- **TRECHO**:
⁂
Gilberto Costa: Acho que o grande desafio para a sociedade brasileira é a mensuração, com dados reais. Usamos dados oficiais, a Rais é um dado oficial. Estamos, aos poucos, quebrando essa barreira, dando às empresas o conforto necessário de que essas informações são tratadas com sigilo e com respeito à LGPD (Lei Geral de Proteção de Dados Pessoais).

Com os dados, vemos o que é possível fazer. No protocolo racial, temos tanto sugestão de ações afirmativas que podem ser implementadas, quanto sugestão do quanto a empresa precisa investir. Combater o racismo passa por investimento, sim. Não adianta querer combater o racismo sem investimento.

Bússola: Qual a perspectiva de mudança estrutural, vai demorar muito?

Gilberto Costa: Nos Estados Unidos, há várias empresas investindo na formação de jovens negros, em empreendedorismo negro e em crédito para a população negra. Com isso, começa a gerar riqueza dentro da comunidade negra. Essas pessoas passam a ter acesso à melhor educação, melhor formação técnica, saúde pública, etc.

No caso do Brasil, a sociedade ainda está muito focada em ações afirmativas. O empreendedor negro ainda carece de investimento. Tem uma série de barreiras que acabam não dando acesso a esses empreendedores nas organizações em que eles querem atuar.
⁂
- **REGISTROS ARMAZENADOS**:
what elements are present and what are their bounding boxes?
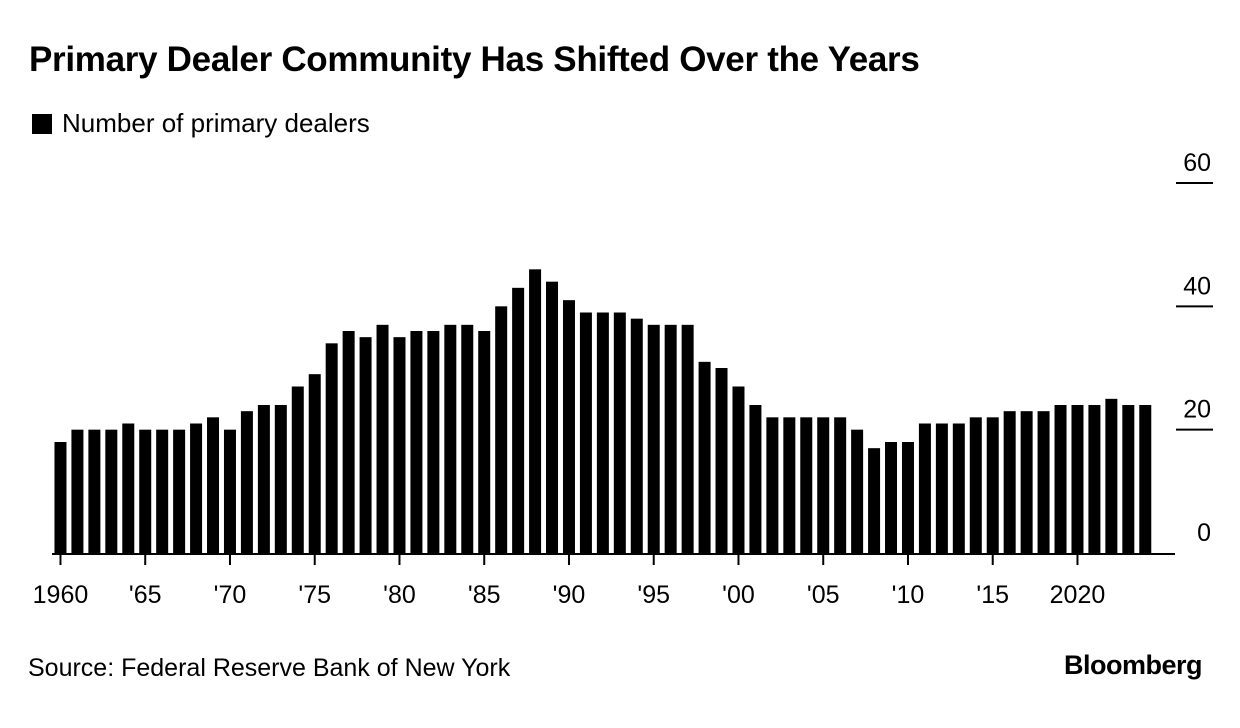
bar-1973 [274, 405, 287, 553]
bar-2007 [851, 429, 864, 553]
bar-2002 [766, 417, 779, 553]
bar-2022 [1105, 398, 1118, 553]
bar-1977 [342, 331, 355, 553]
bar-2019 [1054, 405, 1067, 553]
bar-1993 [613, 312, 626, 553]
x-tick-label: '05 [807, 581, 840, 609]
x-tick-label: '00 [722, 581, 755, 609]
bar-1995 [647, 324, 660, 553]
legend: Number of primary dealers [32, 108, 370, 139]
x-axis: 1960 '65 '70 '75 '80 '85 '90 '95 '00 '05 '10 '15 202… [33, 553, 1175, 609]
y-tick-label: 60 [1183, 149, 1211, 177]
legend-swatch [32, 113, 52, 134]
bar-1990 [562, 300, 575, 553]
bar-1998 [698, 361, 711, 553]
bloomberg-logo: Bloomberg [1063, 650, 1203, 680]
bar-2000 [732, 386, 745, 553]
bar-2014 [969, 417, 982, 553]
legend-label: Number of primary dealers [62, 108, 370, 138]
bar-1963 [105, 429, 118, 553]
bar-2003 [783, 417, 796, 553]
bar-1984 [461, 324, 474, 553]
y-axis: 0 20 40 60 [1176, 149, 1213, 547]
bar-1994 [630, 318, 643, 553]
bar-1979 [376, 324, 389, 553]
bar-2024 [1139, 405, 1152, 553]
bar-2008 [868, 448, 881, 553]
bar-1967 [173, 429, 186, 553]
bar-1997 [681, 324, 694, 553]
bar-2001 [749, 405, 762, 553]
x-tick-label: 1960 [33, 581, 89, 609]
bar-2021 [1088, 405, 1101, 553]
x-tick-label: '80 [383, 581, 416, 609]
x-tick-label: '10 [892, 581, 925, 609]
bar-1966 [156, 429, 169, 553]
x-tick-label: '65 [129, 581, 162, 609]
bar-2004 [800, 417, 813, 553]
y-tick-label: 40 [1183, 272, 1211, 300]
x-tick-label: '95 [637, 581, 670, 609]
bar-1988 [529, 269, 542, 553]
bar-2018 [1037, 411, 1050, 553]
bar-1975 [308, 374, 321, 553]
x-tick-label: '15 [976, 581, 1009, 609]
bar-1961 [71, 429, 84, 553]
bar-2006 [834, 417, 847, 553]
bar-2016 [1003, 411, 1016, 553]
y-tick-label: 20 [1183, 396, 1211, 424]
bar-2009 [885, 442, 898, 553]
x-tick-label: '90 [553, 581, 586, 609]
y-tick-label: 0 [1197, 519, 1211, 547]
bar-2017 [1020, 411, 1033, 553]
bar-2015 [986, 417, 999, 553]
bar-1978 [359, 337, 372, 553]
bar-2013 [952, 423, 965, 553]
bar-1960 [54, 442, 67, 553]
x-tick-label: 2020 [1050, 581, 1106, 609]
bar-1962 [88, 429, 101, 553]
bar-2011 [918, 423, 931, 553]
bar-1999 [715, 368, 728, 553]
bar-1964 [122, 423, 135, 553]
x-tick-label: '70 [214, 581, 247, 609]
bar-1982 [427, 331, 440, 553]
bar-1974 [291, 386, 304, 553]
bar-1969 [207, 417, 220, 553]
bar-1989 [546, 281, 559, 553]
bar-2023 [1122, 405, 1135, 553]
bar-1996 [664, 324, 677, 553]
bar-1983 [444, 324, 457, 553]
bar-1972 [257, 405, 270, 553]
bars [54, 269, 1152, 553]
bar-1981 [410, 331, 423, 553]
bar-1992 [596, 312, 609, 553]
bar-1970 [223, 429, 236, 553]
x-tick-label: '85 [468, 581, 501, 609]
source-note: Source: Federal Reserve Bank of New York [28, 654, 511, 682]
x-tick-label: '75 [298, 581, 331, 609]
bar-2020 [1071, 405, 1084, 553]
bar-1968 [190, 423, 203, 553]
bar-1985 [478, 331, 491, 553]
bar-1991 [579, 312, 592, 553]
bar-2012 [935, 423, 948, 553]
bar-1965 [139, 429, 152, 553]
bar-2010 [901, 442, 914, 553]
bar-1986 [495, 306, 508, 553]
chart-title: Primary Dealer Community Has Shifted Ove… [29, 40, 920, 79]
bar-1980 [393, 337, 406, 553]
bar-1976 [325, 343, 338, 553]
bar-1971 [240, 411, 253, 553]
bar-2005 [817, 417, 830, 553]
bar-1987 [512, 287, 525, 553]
⁂
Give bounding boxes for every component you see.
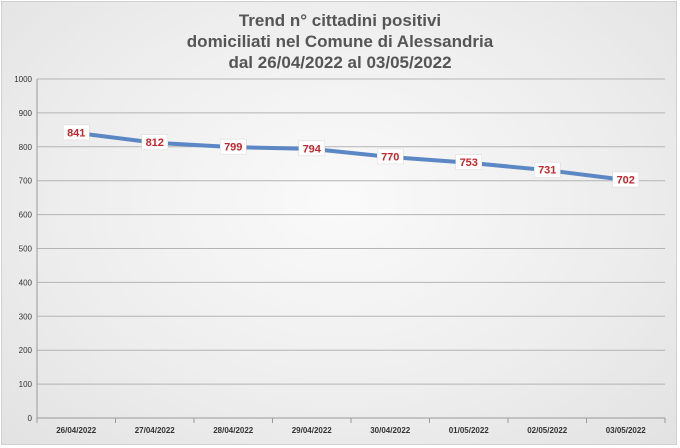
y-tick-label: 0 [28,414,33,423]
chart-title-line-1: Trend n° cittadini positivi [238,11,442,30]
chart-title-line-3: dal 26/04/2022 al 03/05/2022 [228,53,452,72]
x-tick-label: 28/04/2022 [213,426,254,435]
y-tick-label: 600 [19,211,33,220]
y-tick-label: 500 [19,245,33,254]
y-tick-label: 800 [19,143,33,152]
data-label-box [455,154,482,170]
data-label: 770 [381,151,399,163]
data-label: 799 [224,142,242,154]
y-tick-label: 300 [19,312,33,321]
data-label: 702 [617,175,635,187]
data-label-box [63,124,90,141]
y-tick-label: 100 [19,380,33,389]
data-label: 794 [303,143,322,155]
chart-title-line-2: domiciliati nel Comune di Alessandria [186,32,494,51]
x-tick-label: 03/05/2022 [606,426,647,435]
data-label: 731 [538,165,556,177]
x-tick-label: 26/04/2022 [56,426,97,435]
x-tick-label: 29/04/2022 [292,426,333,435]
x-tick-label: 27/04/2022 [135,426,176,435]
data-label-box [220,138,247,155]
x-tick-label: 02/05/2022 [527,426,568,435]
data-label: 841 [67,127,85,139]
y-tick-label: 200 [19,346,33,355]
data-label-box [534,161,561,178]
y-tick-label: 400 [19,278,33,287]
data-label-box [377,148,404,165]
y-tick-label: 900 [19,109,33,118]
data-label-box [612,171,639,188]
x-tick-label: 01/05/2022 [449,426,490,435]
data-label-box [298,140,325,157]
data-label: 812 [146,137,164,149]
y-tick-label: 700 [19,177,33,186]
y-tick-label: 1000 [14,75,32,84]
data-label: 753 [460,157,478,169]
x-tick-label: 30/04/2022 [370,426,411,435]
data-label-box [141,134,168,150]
⁂
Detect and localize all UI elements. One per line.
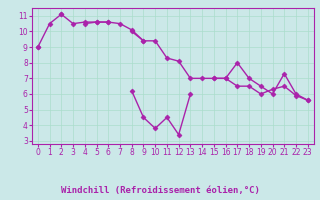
⁂
- **TAREFAS A REALIZAR**:
- a) Nos registros, substitua "x-tick-label" por "rótulo-x" na parte que começa na linha que contém "what elements are" e termina na linha que contém "bar-1998 [698, 361, 711, 553]", deixando todo o resto igual. Reescreva só essa parte, sem as imagens.
- b) Dê sequência à entrevista sobre o combate ao racismo a partir do ponto em que ela termina.

- **RESPOSTAS DAS TAREFAS**:
- a)
what elements are present and what are their bounding boxes?
bar-1973 [274, 405, 287, 553]
bar-2007 [851, 429, 864, 553]
bar-2002 [766, 417, 779, 553]
bar-2022 [1105, 398, 1118, 553]
bar-1977 [342, 331, 355, 553]
bar-2019 [1054, 405, 1067, 553]
bar-1993 [613, 312, 626, 553]
rótulo-x: '05 [807, 581, 840, 609]
rótulo-x: '00 [722, 581, 755, 609]
bar-1995 [647, 324, 660, 553]
legend: Number of primary dealers [32, 108, 370, 139]
x-axis: 1960 '65 '70 '75 '80 '85 '90 '95 '00 '05 '10 '15 202… [33, 553, 1175, 609]
y-tick-label: 60 [1183, 149, 1211, 177]
legend-swatch [32, 113, 52, 134]
bar-1990 [562, 300, 575, 553]
bar-1998 [698, 361, 711, 553]

- b)
As ações afirmativas do letramento racial são ótimas, mas não vão resolver o problema do médio longo prazo.

A gente sabe que essa mudança não vai acontecer amanhã. Ela vai demorar uma década para mudar. Então, nosso papel como grupo é municiar as empresas com dados que ajudem a trabalhar a pauta racial.

Bússola: O senhor costuma dizer que a ação afirmativa sozinha não resolve. Por quê?

Gilberto Costa: Ação afirmativa é importantíssima, resolve o problema no curto prazo. Para garantir sustentabilidade no médio e longo prazo, é preciso investir na formação técnica, em educação pública para a comunidade negra, empreendedorismo negro. É preciso investir em ações que garantam a perpetuidade, que garantam que vamos formar mais e mais pessoas negras tecnicamente habilitadas para entrar nas organizações.

Não podemos tirar do nosso radar que há várias pessoas que nem terminaram o ensino médio. Temos inclusive uma tabela, com uma sugestão de percentuais de investimento social privado na equidade racial.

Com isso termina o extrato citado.